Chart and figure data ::
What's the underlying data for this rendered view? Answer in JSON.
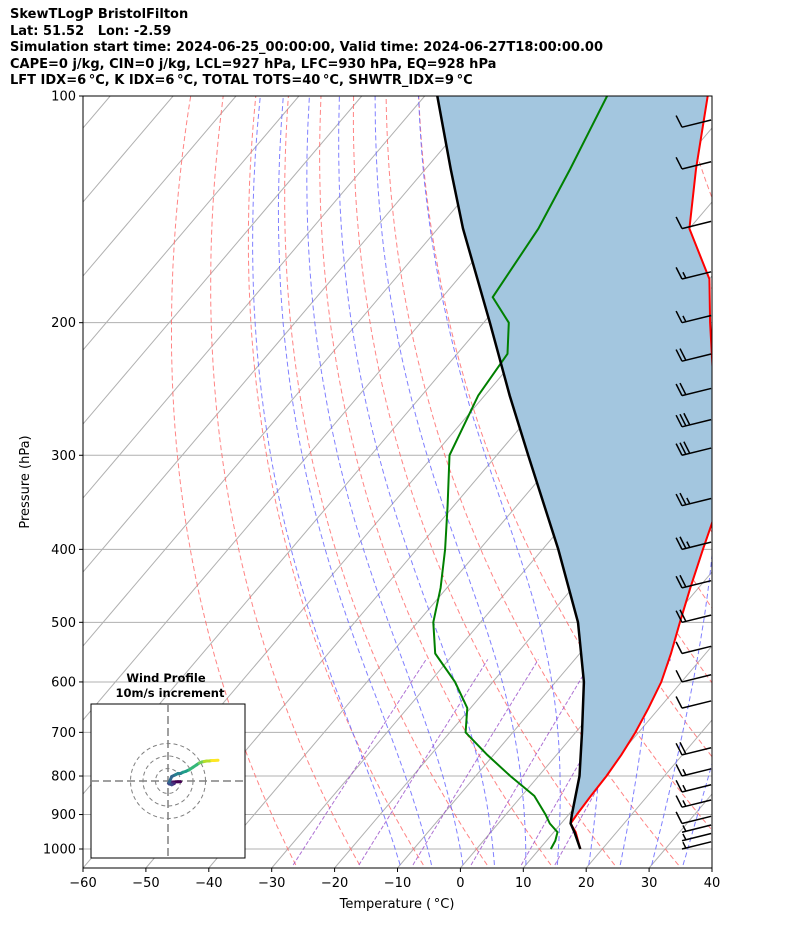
{
  "header": {
    "lines": [
      "SkewTLogP BristolFilton",
      "Lat: 51.52   Lon: -2.59",
      "Simulation start time: 2024-06-25_00:00:00, Valid time: 2024-06-27T18:00:00.00",
      "CAPE=0 j/kg, CIN=0 j/kg, LCL=927 hPa, LFC=930 hPa, EQ=928 hPa",
      "LFT IDX=6 °C, K IDX=6 °C, TOTAL TOTS=40 °C, SHWTR_IDX=9 °C"
    ]
  },
  "chart_data": {
    "type": "skewt",
    "xlabel": "Temperature ( °C)",
    "ylabel": "Pressure (hPa)",
    "xlim": [
      -60,
      40
    ],
    "ylim": [
      1040,
      100
    ],
    "y_log_scale": true,
    "x_ticks": [
      -60,
      -50,
      -40,
      -30,
      -20,
      -10,
      0,
      10,
      20,
      30,
      40
    ],
    "x_tick_labels": [
      "−60",
      "−50",
      "−40",
      "−30",
      "−20",
      "−10",
      "0",
      "10",
      "20",
      "30",
      "40"
    ],
    "y_ticks": [
      1000,
      900,
      800,
      700,
      600,
      500,
      400,
      300,
      200,
      100
    ],
    "y_tick_labels": [
      "1000",
      "900",
      "800",
      "700",
      "600",
      "500",
      "400",
      "300",
      "200",
      "100"
    ],
    "grid": true,
    "colors": {
      "temperature": "#ff0000",
      "dewpoint": "#008000",
      "parcel": "#000000",
      "cape_fill": "#a3c6df",
      "dry_adiabats": "#ff6f6f",
      "moist_adiabats": "#6a6aff",
      "mixing_ratio": "#9a4fc9",
      "isotherms": "#b0b0b0"
    },
    "series": [
      {
        "points": [
          [
            1000,
            16.5
          ],
          [
            950,
            13.5
          ],
          [
            925,
            11.5
          ],
          [
            900,
            11.3
          ],
          [
            850,
            11.0
          ],
          [
            800,
            10.8
          ],
          [
            750,
            10.3
          ],
          [
            700,
            9.5
          ],
          [
            650,
            8.3
          ],
          [
            600,
            6.8
          ],
          [
            550,
            4.5
          ],
          [
            500,
            1.7
          ],
          [
            450,
            -1.3
          ],
          [
            400,
            -4.5
          ],
          [
            350,
            -8.0
          ],
          [
            300,
            -14.0
          ],
          [
            250,
            -23.5
          ],
          [
            200,
            -34.0
          ],
          [
            175,
            -40.0
          ],
          [
            150,
            -50.0
          ],
          [
            125,
            -57.0
          ],
          [
            100,
            -65.0
          ]
        ]
      },
      {
        "points": [
          [
            1000,
            11.8
          ],
          [
            975,
            11.4
          ],
          [
            950,
            10.6
          ],
          [
            925,
            8.2
          ],
          [
            900,
            6.3
          ],
          [
            850,
            2.0
          ],
          [
            800,
            -4.5
          ],
          [
            750,
            -11.0
          ],
          [
            700,
            -17.5
          ],
          [
            650,
            -20.5
          ],
          [
            600,
            -26.0
          ],
          [
            550,
            -33.0
          ],
          [
            500,
            -37.5
          ],
          [
            450,
            -41.0
          ],
          [
            400,
            -45.5
          ],
          [
            350,
            -51.0
          ],
          [
            300,
            -57.5
          ],
          [
            250,
            -61.0
          ],
          [
            220,
            -62.0
          ],
          [
            200,
            -66.0
          ],
          [
            185,
            -72.0
          ],
          [
            150,
            -74.0
          ],
          [
            125,
            -77.0
          ],
          [
            100,
            -81.0
          ]
        ]
      },
      {
        "points": [
          [
            1000,
            16.5
          ],
          [
            950,
            13.3
          ],
          [
            925,
            11.5
          ],
          [
            900,
            10.5
          ],
          [
            800,
            6.5
          ],
          [
            700,
            1.0
          ],
          [
            600,
            -5.5
          ],
          [
            500,
            -14.5
          ],
          [
            400,
            -27.5
          ],
          [
            300,
            -45.0
          ],
          [
            250,
            -56.0
          ],
          [
            200,
            -69.0
          ],
          [
            150,
            -86.0
          ],
          [
            125,
            -96.0
          ],
          [
            100,
            -108.0
          ]
        ]
      }
    ],
    "wind_barbs": [
      {
        "p": 1000,
        "knots": 5
      },
      {
        "p": 975,
        "knots": 5
      },
      {
        "p": 950,
        "knots": 5
      },
      {
        "p": 925,
        "knots": 10
      },
      {
        "p": 880,
        "knots": 15
      },
      {
        "p": 840,
        "knots": 15
      },
      {
        "p": 800,
        "knots": 15
      },
      {
        "p": 750,
        "knots": 20
      },
      {
        "p": 650,
        "knots": 10
      },
      {
        "p": 600,
        "knots": 10
      },
      {
        "p": 550,
        "knots": 10
      },
      {
        "p": 500,
        "knots": 20
      },
      {
        "p": 450,
        "knots": 20
      },
      {
        "p": 400,
        "knots": 25
      },
      {
        "p": 350,
        "knots": 25
      },
      {
        "p": 300,
        "knots": 30
      },
      {
        "p": 275,
        "knots": 30
      },
      {
        "p": 250,
        "knots": 20
      },
      {
        "p": 225,
        "knots": 20
      },
      {
        "p": 200,
        "knots": 15
      },
      {
        "p": 175,
        "knots": 15
      },
      {
        "p": 150,
        "knots": 10
      },
      {
        "p": 125,
        "knots": 10
      },
      {
        "p": 110,
        "knots": 10
      }
    ],
    "hodograph": {
      "title": "Wind Profile",
      "subtitle": "10m/s increment",
      "ring_spacing_ms": 10,
      "points_uv": [
        [
          5.0,
          -0.3
        ],
        [
          4.0,
          -0.3
        ],
        [
          2.0,
          -0.4
        ],
        [
          1.0,
          -0.6
        ],
        [
          2.5,
          -1.0
        ],
        [
          1.5,
          -1.5
        ],
        [
          0.5,
          -1.2
        ],
        [
          0.2,
          -0.9
        ],
        [
          0.5,
          -0.5
        ],
        [
          1.5,
          1.8
        ],
        [
          3.0,
          2.5
        ],
        [
          4.0,
          3.0
        ],
        [
          5.0,
          3.0
        ],
        [
          6.0,
          3.5
        ],
        [
          7.0,
          3.8
        ],
        [
          8.5,
          4.5
        ],
        [
          10.0,
          5.5
        ],
        [
          11.5,
          6.5
        ],
        [
          12.5,
          7.2
        ],
        [
          13.5,
          7.6
        ],
        [
          14.5,
          7.8
        ],
        [
          15.5,
          8.0
        ],
        [
          16.5,
          8.0
        ],
        [
          17.5,
          8.2
        ],
        [
          18.5,
          8.2
        ],
        [
          20.0,
          8.3
        ]
      ]
    }
  }
}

What the task requires ::
Every line of the data should be copied as it stands, without the images.

Response ::
What's the underlying data for this rendered view? Answer in JSON.
{
  "header": {
    "lines": [
      "SkewTLogP BristolFilton",
      "Lat: 51.52   Lon: -2.59",
      "Simulation start time: 2024-06-25_00:00:00, Valid time: 2024-06-27T18:00:00.00",
      "CAPE=0 j/kg, CIN=0 j/kg, LCL=927 hPa, LFC=930 hPa, EQ=928 hPa",
      "LFT IDX=6 °C, K IDX=6 °C, TOTAL TOTS=40 °C, SHWTR_IDX=9 °C"
    ]
  },
  "chart_data": {
    "type": "skewt",
    "xlabel": "Temperature ( °C)",
    "ylabel": "Pressure (hPa)",
    "xlim": [
      -60,
      40
    ],
    "ylim": [
      1040,
      100
    ],
    "y_log_scale": true,
    "x_ticks": [
      -60,
      -50,
      -40,
      -30,
      -20,
      -10,
      0,
      10,
      20,
      30,
      40
    ],
    "x_tick_labels": [
      "−60",
      "−50",
      "−40",
      "−30",
      "−20",
      "−10",
      "0",
      "10",
      "20",
      "30",
      "40"
    ],
    "y_ticks": [
      1000,
      900,
      800,
      700,
      600,
      500,
      400,
      300,
      200,
      100
    ],
    "y_tick_labels": [
      "1000",
      "900",
      "800",
      "700",
      "600",
      "500",
      "400",
      "300",
      "200",
      "100"
    ],
    "grid": true,
    "colors": {
      "temperature": "#ff0000",
      "dewpoint": "#008000",
      "parcel": "#000000",
      "cape_fill": "#a3c6df",
      "dry_adiabats": "#ff6f6f",
      "moist_adiabats": "#6a6aff",
      "mixing_ratio": "#9a4fc9",
      "isotherms": "#b0b0b0"
    },
    "series": [
      {
        "points": [
          [
            1000,
            16.5
          ],
          [
            950,
            13.5
          ],
          [
            925,
            11.5
          ],
          [
            900,
            11.3
          ],
          [
            850,
            11.0
          ],
          [
            800,
            10.8
          ],
          [
            750,
            10.3
          ],
          [
            700,
            9.5
          ],
          [
            650,
            8.3
          ],
          [
            600,
            6.8
          ],
          [
            550,
            4.5
          ],
          [
            500,
            1.7
          ],
          [
            450,
            -1.3
          ],
          [
            400,
            -4.5
          ],
          [
            350,
            -8.0
          ],
          [
            300,
            -14.0
          ],
          [
            250,
            -23.5
          ],
          [
            200,
            -34.0
          ],
          [
            175,
            -40.0
          ],
          [
            150,
            -50.0
          ],
          [
            125,
            -57.0
          ],
          [
            100,
            -65.0
          ]
        ]
      },
      {
        "points": [
          [
            1000,
            11.8
          ],
          [
            975,
            11.4
          ],
          [
            950,
            10.6
          ],
          [
            925,
            8.2
          ],
          [
            900,
            6.3
          ],
          [
            850,
            2.0
          ],
          [
            800,
            -4.5
          ],
          [
            750,
            -11.0
          ],
          [
            700,
            -17.5
          ],
          [
            650,
            -20.5
          ],
          [
            600,
            -26.0
          ],
          [
            550,
            -33.0
          ],
          [
            500,
            -37.5
          ],
          [
            450,
            -41.0
          ],
          [
            400,
            -45.5
          ],
          [
            350,
            -51.0
          ],
          [
            300,
            -57.5
          ],
          [
            250,
            -61.0
          ],
          [
            220,
            -62.0
          ],
          [
            200,
            -66.0
          ],
          [
            185,
            -72.0
          ],
          [
            150,
            -74.0
          ],
          [
            125,
            -77.0
          ],
          [
            100,
            -81.0
          ]
        ]
      },
      {
        "points": [
          [
            1000,
            16.5
          ],
          [
            950,
            13.3
          ],
          [
            925,
            11.5
          ],
          [
            900,
            10.5
          ],
          [
            800,
            6.5
          ],
          [
            700,
            1.0
          ],
          [
            600,
            -5.5
          ],
          [
            500,
            -14.5
          ],
          [
            400,
            -27.5
          ],
          [
            300,
            -45.0
          ],
          [
            250,
            -56.0
          ],
          [
            200,
            -69.0
          ],
          [
            150,
            -86.0
          ],
          [
            125,
            -96.0
          ],
          [
            100,
            -108.0
          ]
        ]
      }
    ],
    "wind_barbs": [
      {
        "p": 1000,
        "knots": 5
      },
      {
        "p": 975,
        "knots": 5
      },
      {
        "p": 950,
        "knots": 5
      },
      {
        "p": 925,
        "knots": 10
      },
      {
        "p": 880,
        "knots": 15
      },
      {
        "p": 840,
        "knots": 15
      },
      {
        "p": 800,
        "knots": 15
      },
      {
        "p": 750,
        "knots": 20
      },
      {
        "p": 650,
        "knots": 10
      },
      {
        "p": 600,
        "knots": 10
      },
      {
        "p": 550,
        "knots": 10
      },
      {
        "p": 500,
        "knots": 20
      },
      {
        "p": 450,
        "knots": 20
      },
      {
        "p": 400,
        "knots": 25
      },
      {
        "p": 350,
        "knots": 25
      },
      {
        "p": 300,
        "knots": 30
      },
      {
        "p": 275,
        "knots": 30
      },
      {
        "p": 250,
        "knots": 20
      },
      {
        "p": 225,
        "knots": 20
      },
      {
        "p": 200,
        "knots": 15
      },
      {
        "p": 175,
        "knots": 15
      },
      {
        "p": 150,
        "knots": 10
      },
      {
        "p": 125,
        "knots": 10
      },
      {
        "p": 110,
        "knots": 10
      }
    ],
    "hodograph": {
      "title": "Wind Profile",
      "subtitle": "10m/s increment",
      "ring_spacing_ms": 10,
      "points_uv": [
        [
          5.0,
          -0.3
        ],
        [
          4.0,
          -0.3
        ],
        [
          2.0,
          -0.4
        ],
        [
          1.0,
          -0.6
        ],
        [
          2.5,
          -1.0
        ],
        [
          1.5,
          -1.5
        ],
        [
          0.5,
          -1.2
        ],
        [
          0.2,
          -0.9
        ],
        [
          0.5,
          -0.5
        ],
        [
          1.5,
          1.8
        ],
        [
          3.0,
          2.5
        ],
        [
          4.0,
          3.0
        ],
        [
          5.0,
          3.0
        ],
        [
          6.0,
          3.5
        ],
        [
          7.0,
          3.8
        ],
        [
          8.5,
          4.5
        ],
        [
          10.0,
          5.5
        ],
        [
          11.5,
          6.5
        ],
        [
          12.5,
          7.2
        ],
        [
          13.5,
          7.6
        ],
        [
          14.5,
          7.8
        ],
        [
          15.5,
          8.0
        ],
        [
          16.5,
          8.0
        ],
        [
          17.5,
          8.2
        ],
        [
          18.5,
          8.2
        ],
        [
          20.0,
          8.3
        ]
      ]
    }
  }
}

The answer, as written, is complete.